-- start of SOURCE MATERIAL --
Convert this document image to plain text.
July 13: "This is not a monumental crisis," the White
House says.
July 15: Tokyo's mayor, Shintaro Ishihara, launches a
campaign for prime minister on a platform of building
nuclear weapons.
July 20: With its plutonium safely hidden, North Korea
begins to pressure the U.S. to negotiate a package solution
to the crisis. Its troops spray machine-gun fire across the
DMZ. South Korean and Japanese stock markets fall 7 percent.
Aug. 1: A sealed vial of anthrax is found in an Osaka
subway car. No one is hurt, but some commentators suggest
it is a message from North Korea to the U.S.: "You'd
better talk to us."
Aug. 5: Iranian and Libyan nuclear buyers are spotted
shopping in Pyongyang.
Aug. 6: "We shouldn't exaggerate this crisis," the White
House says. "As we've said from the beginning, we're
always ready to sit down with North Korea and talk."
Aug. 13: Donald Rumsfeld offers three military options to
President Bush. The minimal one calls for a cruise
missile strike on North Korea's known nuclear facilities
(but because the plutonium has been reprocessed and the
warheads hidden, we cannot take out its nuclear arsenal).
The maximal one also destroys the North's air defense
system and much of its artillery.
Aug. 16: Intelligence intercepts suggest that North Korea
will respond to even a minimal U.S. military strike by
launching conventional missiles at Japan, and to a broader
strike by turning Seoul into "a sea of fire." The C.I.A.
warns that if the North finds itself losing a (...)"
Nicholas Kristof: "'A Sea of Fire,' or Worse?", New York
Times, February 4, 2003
-- end of SOURCE MATERIAL --
STATED GOAL - Write out the full listing, keeping every line exactly as it is.

SOLUTION TO THIS PROBLEM -
Convert this document image to plain text.
July 13: "This is not a monumental crisis," the White
House says.
July 15: Tokyo's mayor, Shintaro Ishihara, launches a
campaign for prime minister on a platform of building
nuclear weapons.
July 20: With its plutonium safely hidden, North Korea
begins to pressure the U.S. to negotiate a package solution
to the crisis. Its troops spray machine-gun fire across the
DMZ. South Korean and Japanese stock markets fall 7 percent.
Aug. 1: A sealed vial of anthrax is found in an Osaka
subway car. No one is hurt, but some commentators suggest
it is a message from North Korea to the U.S.: "You'd
better talk to us."
Aug. 5: Iranian and Libyan nuclear buyers are spotted
shopping in Pyongyang.
Aug. 6: "We shouldn't exaggerate this crisis," the White
House says. "As we've said from the beginning, we're
always ready to sit down with North Korea and talk."
Aug. 13: Donald Rumsfeld offers three military options to
President Bush. The minimal one calls for a cruise
missile strike on North Korea's known nuclear facilities
(but because the plutonium has been reprocessed and the
warheads hidden, we cannot take out its nuclear arsenal).
The maximal one also destroys the North's air defense
system and much of its artillery.
Aug. 16: Intelligence intercepts suggest that North Korea
will respond to even a minimal U.S. military strike by
launching conventional missiles at Japan, and to a broader
strike by turning Seoul into "a sea of fire." The C.I.A.
warns that if the North finds itself losing a (...)"
Nicholas Kristof: "'A Sea of Fire,' or Worse?", New York
Times, February 4, 2003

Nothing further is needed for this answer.